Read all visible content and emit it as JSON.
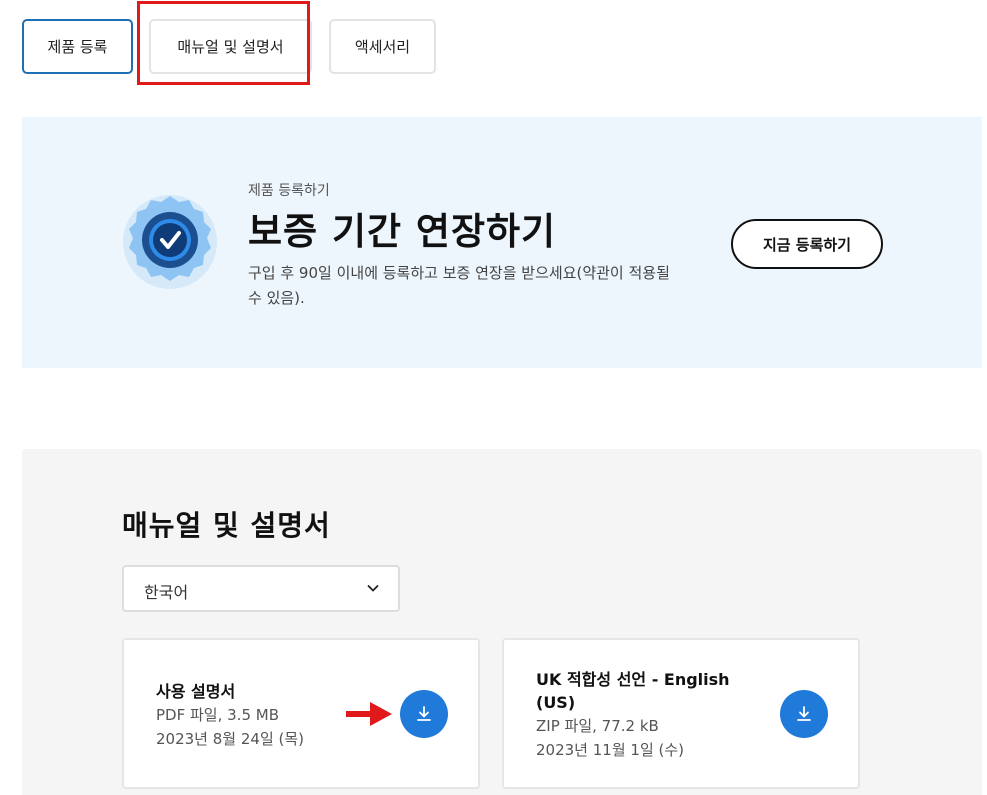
{
  "tabs": [
    {
      "label": "제품 등록",
      "active": true
    },
    {
      "label": "매뉴얼 및 설명서",
      "active": false
    },
    {
      "label": "액세서리",
      "active": false
    }
  ],
  "promo": {
    "eyebrow": "제품 등록하기",
    "title": "보증 기간 연장하기",
    "description": "구입 후 90일 이내에 등록하고 보증 연장을 받으세요(약관이 적용될 수 있음).",
    "button_label": "지금 등록하기",
    "badge_icon": "verified-check-icon"
  },
  "manuals": {
    "title": "매뉴얼 및 설명서",
    "language_select": {
      "value": "한국어",
      "icon": "chevron-down-icon"
    },
    "documents": [
      {
        "title": "사용 설명서",
        "file_info": "PDF 파일, 3.5 MB",
        "date": "2023년 8월 24일 (목)",
        "icon": "download-icon"
      },
      {
        "title": "UK 적합성 선언 - English (US)",
        "file_info": "ZIP 파일, 77.2 kB",
        "date": "2023년 11월 1일 (수)",
        "icon": "download-icon"
      }
    ]
  },
  "colors": {
    "accent": "#1f7ad9",
    "annotation_red": "#e0191b",
    "promo_bg": "#eef6fd",
    "section_bg": "#f5f5f5"
  }
}
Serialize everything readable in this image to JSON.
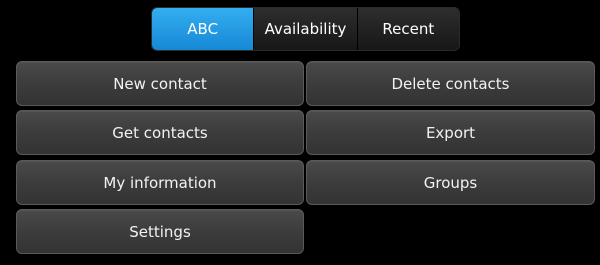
{
  "tabs": [
    {
      "label": "ABC",
      "active": true
    },
    {
      "label": "Availability",
      "active": false
    },
    {
      "label": "Recent",
      "active": false
    }
  ],
  "menu": {
    "new_contact": "New contact",
    "delete_contacts": "Delete contacts",
    "get_contacts": "Get contacts",
    "export": "Export",
    "my_information": "My information",
    "groups": "Groups",
    "settings": "Settings"
  },
  "colors": {
    "active_tab": "#1f97e3",
    "button_bg": "#3e3e3e",
    "background": "#000000",
    "text": "#ffffff"
  }
}
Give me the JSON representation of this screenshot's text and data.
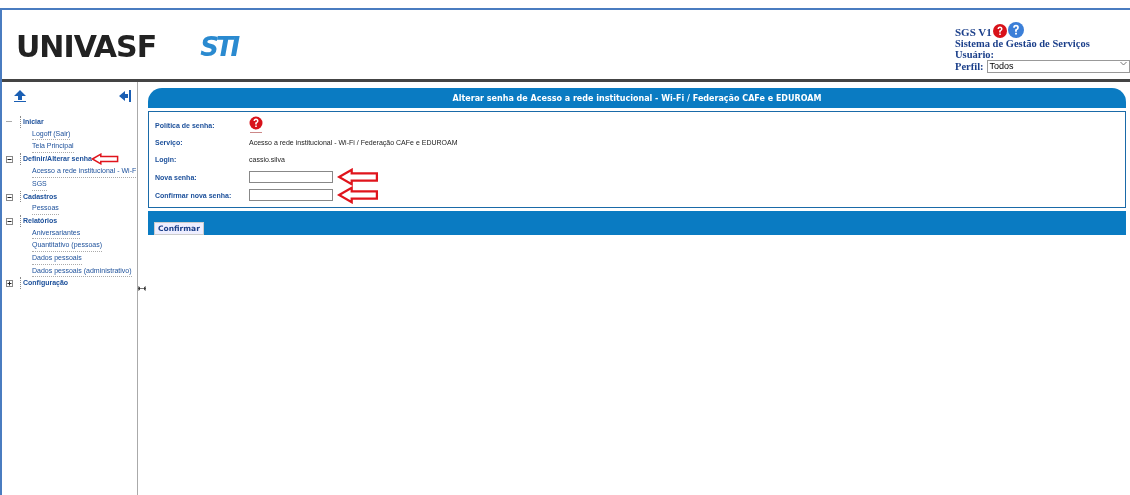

» WHAT YOU NEED TO DO
Exactly as written, return every line of the listing, but not the pictures.

» EXPECTED ANSWER
Read all visible content and emit it as JSON.
{
  "tabs": [
    {
      "label": "제품 등록",
      "active": true
    },
    {
      "label": "매뉴얼 및 설명서",
      "active": false
    },
    {
      "label": "액세서리",
      "active": false
    }
  ],
  "promo": {
    "eyebrow": "제품 등록하기",
    "title": "보증 기간 연장하기",
    "description": "구입 후 90일 이내에 등록하고 보증 연장을 받으세요(약관이 적용될 수 있음).",
    "button_label": "지금 등록하기",
    "badge_icon": "verified-check-icon"
  },
  "manuals": {
    "title": "매뉴얼 및 설명서",
    "language_select": {
      "value": "한국어",
      "icon": "chevron-down-icon"
    },
    "documents": [
      {
        "title": "사용 설명서",
        "file_info": "PDF 파일, 3.5 MB",
        "date": "2023년 8월 24일 (목)",
        "icon": "download-icon"
      },
      {
        "title": "UK 적합성 선언 - English (US)",
        "file_info": "ZIP 파일, 77.2 kB",
        "date": "2023년 11월 1일 (수)",
        "icon": "download-icon"
      }
    ]
  },
  "colors": {
    "accent": "#1f7ad9",
    "annotation_red": "#e0191b",
    "promo_bg": "#eef6fd",
    "section_bg": "#f5f5f5"
  }
}
Serialize everything readable in this image to JSON.
{
  "tabs": [
    {
      "label": "ABC",
      "active": true
    },
    {
      "label": "Availability",
      "active": false
    },
    {
      "label": "Recent",
      "active": false
    }
  ],
  "menu": {
    "new_contact": "New contact",
    "delete_contacts": "Delete contacts",
    "get_contacts": "Get contacts",
    "export": "Export",
    "my_information": "My information",
    "groups": "Groups",
    "settings": "Settings"
  },
  "colors": {
    "active_tab": "#1f97e3",
    "button_bg": "#3e3e3e",
    "background": "#000000",
    "text": "#ffffff"
  }
}
Give me the JSON representation of this screenshot's text and data.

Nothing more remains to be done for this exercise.